#### What the task requires
Check each line of the material below, and copy it if it holds the string "address".

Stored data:
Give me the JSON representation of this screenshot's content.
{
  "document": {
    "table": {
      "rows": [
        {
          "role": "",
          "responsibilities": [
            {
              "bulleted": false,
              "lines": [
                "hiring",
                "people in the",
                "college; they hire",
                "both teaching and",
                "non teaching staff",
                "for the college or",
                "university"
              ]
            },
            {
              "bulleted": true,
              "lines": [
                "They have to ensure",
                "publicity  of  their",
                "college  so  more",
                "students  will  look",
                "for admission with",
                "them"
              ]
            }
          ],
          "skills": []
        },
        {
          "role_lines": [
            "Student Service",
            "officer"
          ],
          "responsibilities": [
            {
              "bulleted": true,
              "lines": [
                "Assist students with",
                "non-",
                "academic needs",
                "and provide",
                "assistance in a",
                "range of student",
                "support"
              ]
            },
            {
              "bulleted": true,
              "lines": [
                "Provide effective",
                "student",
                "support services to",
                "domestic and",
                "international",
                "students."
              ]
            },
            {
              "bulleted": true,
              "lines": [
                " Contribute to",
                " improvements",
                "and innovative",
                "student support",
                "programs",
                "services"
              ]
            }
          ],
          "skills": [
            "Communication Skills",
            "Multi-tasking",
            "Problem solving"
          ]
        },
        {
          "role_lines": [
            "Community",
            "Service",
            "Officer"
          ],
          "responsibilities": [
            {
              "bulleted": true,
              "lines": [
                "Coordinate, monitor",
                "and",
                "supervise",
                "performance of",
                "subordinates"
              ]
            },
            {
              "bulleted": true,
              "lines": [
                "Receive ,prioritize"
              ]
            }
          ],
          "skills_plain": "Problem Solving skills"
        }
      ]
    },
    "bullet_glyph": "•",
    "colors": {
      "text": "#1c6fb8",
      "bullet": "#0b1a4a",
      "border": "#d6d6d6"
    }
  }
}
==
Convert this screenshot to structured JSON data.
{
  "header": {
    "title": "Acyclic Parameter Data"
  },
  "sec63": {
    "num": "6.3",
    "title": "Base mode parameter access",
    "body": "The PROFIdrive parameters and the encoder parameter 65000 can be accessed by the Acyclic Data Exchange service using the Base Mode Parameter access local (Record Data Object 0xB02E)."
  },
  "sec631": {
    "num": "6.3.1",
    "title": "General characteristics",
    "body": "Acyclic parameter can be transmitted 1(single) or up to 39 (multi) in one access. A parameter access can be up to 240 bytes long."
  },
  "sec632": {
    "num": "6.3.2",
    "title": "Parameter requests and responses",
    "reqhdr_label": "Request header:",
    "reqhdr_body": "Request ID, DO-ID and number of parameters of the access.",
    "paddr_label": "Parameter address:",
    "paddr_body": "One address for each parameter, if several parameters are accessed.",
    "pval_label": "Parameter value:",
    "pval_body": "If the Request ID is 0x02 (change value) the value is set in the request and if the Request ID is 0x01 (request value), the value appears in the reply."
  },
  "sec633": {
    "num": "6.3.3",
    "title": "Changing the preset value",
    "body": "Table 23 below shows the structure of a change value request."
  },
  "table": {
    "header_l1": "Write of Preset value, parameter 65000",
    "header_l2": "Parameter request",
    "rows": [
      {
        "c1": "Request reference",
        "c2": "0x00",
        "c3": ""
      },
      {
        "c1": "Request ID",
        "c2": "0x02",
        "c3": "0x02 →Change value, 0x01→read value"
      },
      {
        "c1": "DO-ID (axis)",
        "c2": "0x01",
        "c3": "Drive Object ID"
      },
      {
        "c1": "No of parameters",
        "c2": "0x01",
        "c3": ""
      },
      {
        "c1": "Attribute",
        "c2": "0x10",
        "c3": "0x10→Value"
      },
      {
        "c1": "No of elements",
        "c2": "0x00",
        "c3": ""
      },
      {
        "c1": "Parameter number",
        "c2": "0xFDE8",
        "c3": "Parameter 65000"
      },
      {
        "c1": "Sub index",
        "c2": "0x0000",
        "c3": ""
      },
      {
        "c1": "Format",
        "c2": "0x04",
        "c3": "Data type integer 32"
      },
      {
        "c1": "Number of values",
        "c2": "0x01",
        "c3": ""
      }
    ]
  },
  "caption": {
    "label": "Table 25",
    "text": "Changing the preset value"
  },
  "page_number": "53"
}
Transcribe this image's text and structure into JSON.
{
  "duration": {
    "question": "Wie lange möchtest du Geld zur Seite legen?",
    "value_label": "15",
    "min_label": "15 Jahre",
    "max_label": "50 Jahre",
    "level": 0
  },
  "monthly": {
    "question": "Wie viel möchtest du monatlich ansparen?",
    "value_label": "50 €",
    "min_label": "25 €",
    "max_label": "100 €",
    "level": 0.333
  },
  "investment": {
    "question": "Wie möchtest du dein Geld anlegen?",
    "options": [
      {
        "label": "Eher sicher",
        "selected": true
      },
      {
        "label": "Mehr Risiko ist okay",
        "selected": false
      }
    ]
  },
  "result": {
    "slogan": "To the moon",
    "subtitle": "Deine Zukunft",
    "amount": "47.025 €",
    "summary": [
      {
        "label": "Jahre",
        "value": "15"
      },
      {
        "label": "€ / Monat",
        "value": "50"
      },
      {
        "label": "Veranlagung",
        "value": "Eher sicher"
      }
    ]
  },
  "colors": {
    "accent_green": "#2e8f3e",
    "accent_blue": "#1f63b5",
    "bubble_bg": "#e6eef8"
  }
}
...
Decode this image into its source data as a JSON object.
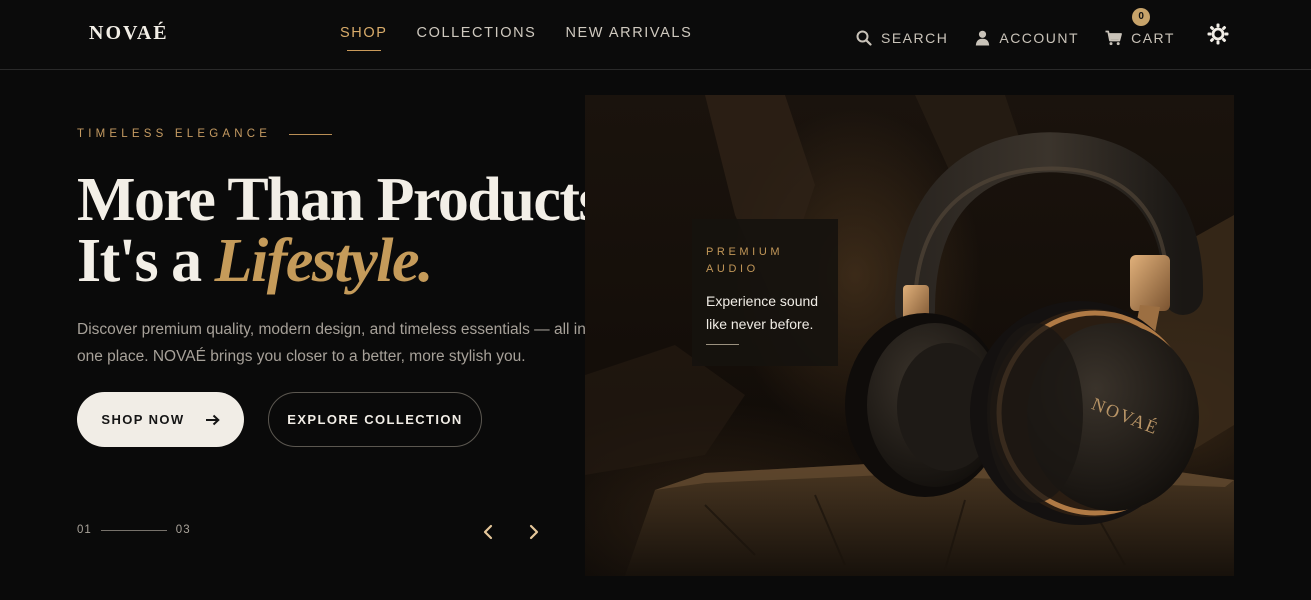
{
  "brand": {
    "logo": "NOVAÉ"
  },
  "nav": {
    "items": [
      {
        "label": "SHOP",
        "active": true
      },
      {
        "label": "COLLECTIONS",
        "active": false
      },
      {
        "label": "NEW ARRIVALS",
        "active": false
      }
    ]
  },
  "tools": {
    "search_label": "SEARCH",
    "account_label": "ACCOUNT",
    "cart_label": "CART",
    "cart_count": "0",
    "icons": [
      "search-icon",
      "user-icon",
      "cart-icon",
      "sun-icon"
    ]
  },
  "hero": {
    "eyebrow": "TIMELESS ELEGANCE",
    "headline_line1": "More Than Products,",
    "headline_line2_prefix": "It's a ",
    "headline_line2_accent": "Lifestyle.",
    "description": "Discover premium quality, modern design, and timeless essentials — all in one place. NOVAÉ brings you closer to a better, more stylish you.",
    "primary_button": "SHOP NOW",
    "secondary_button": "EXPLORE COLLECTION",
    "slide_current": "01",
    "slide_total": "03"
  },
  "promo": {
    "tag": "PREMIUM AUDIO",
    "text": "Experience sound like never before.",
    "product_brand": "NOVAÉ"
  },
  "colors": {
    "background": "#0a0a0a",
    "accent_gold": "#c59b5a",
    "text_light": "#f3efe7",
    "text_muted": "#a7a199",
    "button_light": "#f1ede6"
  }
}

#### Response to the exercise
    "paddr_label": "Parameter address:",
    "paddr_body": "One address for each parameter, if several parameters are accessed.",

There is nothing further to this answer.